Exercise inputs start

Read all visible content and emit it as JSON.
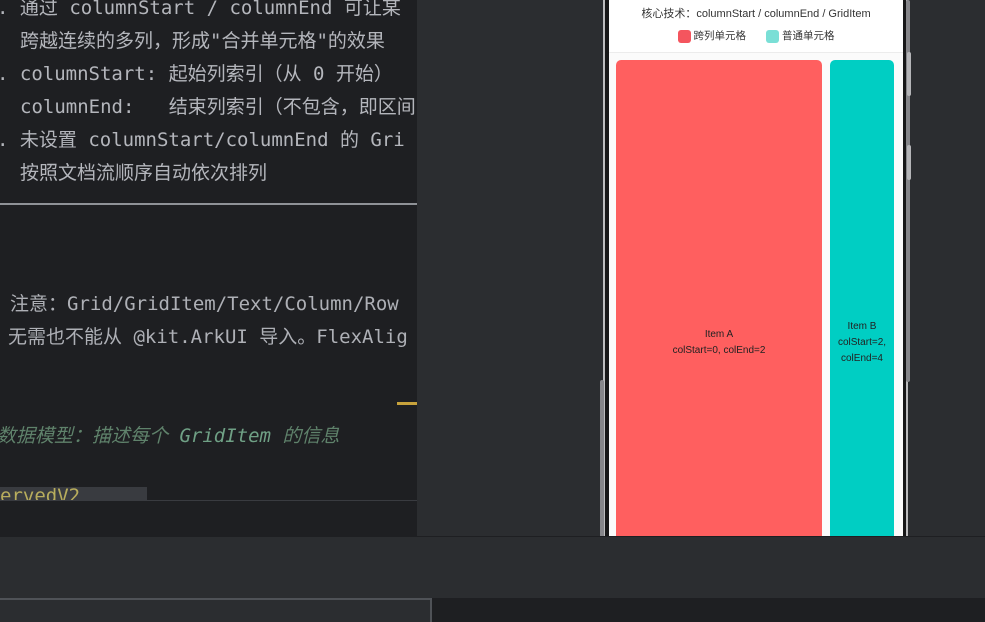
{
  "editor": {
    "doc_lines": [
      ". 通过 columnStart / columnEnd 可让某",
      "跨越连续的多列，形成\"合并单元格\"的效果",
      ". columnStart: 起始列索引（从 0 开始）",
      "columnEnd:   结束列索引（不包含，即区间",
      ". 未设置 columnStart/columnEnd 的 Gri",
      "按照文档流顺序自动依次排列"
    ],
    "note_lines": [
      "注意：Grid/GridItem/Text/Column/Row",
      "无需也不能从 @kit.ArkUI 导入。FlexAlig"
    ],
    "comment": {
      "prefix": "数据模型：描述每个 ",
      "keyword": "GridItem",
      "suffix": " 的信息"
    },
    "sticky_line": "ervedV2"
  },
  "preview": {
    "title": "核心技术：columnStart / columnEnd / GridItem",
    "legend": [
      {
        "label": "跨列单元格",
        "color": "#f4555e"
      },
      {
        "label": "普通单元格",
        "color": "#7adfd6"
      }
    ],
    "cells": [
      {
        "name": "Item A",
        "detail": "colStart=0, colEnd=2",
        "color": "#ff5f5f"
      },
      {
        "name": "Item B",
        "detail": "colStart=2, colEnd=4",
        "color": "#00cec3"
      }
    ]
  }
}
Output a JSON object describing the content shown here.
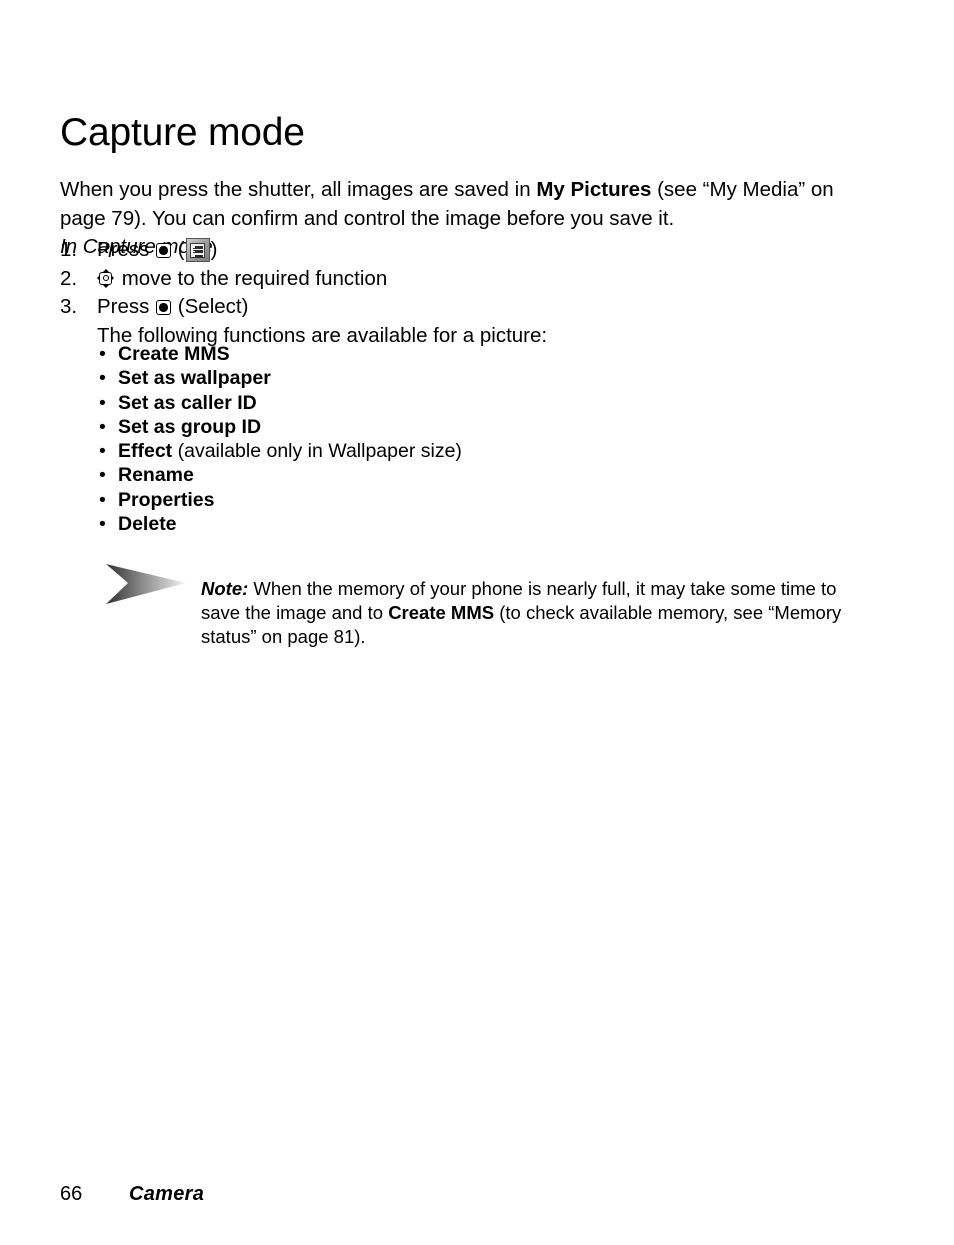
{
  "document": {
    "title": "Capture mode"
  },
  "intro": {
    "part1": "When you press the shutter, all images are saved in ",
    "bold1": "My Pictures",
    "part2": " (see “My Media” on page 79). You can confirm and control the image before you save it.",
    "subhead": "In Capture mode"
  },
  "steps": [
    {
      "number": "1.",
      "text_before": "Press ",
      "icon_select": "select-key-icon",
      "text_middle": " (",
      "icon_menu": "menu-key-icon",
      "text_after": ")"
    },
    {
      "number": "2.",
      "icon_nav": "navigation-key-icon",
      "text_after": " move to the required function"
    },
    {
      "number": "3.",
      "text_before": "Press ",
      "icon_select": "select-key-icon",
      "text_after": " (Select)",
      "sub_text": "The following functions are available for a picture:"
    }
  ],
  "functions": {
    "bullet": "•",
    "items": [
      {
        "name": "Create MMS",
        "note": ""
      },
      {
        "name": "Set as wallpaper",
        "note": ""
      },
      {
        "name": "Set as caller ID",
        "note": ""
      },
      {
        "name": "Set as group ID",
        "note": ""
      },
      {
        "name": "Effect",
        "note": " (available only in Wallpaper size)"
      },
      {
        "name": "Rename",
        "note": ""
      },
      {
        "name": "Properties",
        "note": ""
      },
      {
        "name": "Delete",
        "note": ""
      }
    ]
  },
  "note": {
    "icon": "note-arrow-icon",
    "label": "Note:",
    "part1": " When the memory of your phone is nearly full, it may take some time to save the image and to ",
    "bold1": "Create MMS",
    "part2": " (to check available memory, see “Memory status” on page 81)."
  },
  "footer": {
    "page_number": "66",
    "section": "Camera"
  },
  "colors": {
    "text": "#000000",
    "background": "#ffffff",
    "key_gray_light": "#cfcfcf",
    "key_gray_dark": "#7c7c7c",
    "arrow_dark": "#3a3a3a",
    "arrow_light": "#eeeeee"
  }
}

Exercise inputs end

# Problem details
Go through the listing above and list every line that has the word "columnStart".

# Final result
      ". 通过 columnStart / columnEnd 可让某",
      ". columnStart: 起始列索引（从 0 开始）",
      ". 未设置 columnStart/columnEnd 的 Gri",
    "title": "核心技术：columnStart / columnEnd / GridItem",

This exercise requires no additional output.